§ **Written exercise**: Find each line holding "Takt" and copy it out.
== Raw records
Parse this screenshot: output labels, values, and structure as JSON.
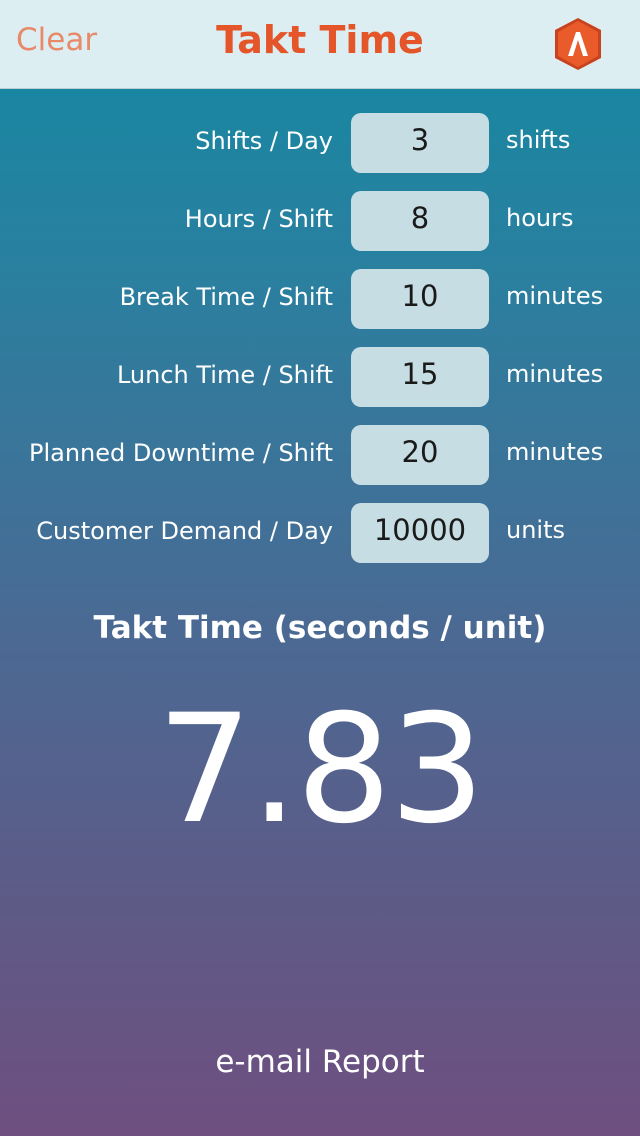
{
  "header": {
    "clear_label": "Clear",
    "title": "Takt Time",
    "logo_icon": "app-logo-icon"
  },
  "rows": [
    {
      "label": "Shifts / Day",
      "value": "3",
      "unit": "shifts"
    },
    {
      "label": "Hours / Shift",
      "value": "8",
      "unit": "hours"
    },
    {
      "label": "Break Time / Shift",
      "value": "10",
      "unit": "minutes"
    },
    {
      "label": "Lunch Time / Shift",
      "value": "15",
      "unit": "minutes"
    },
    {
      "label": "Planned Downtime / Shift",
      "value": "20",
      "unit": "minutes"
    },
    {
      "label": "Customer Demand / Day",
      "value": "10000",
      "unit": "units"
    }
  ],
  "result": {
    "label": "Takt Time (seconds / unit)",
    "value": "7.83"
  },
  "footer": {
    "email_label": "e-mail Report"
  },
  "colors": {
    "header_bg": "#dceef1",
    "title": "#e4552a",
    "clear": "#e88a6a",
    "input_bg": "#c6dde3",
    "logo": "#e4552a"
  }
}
====
§ **Solution to this problem**:
    "title": "Takt Time",
    "label": "Takt Time (seconds / unit)",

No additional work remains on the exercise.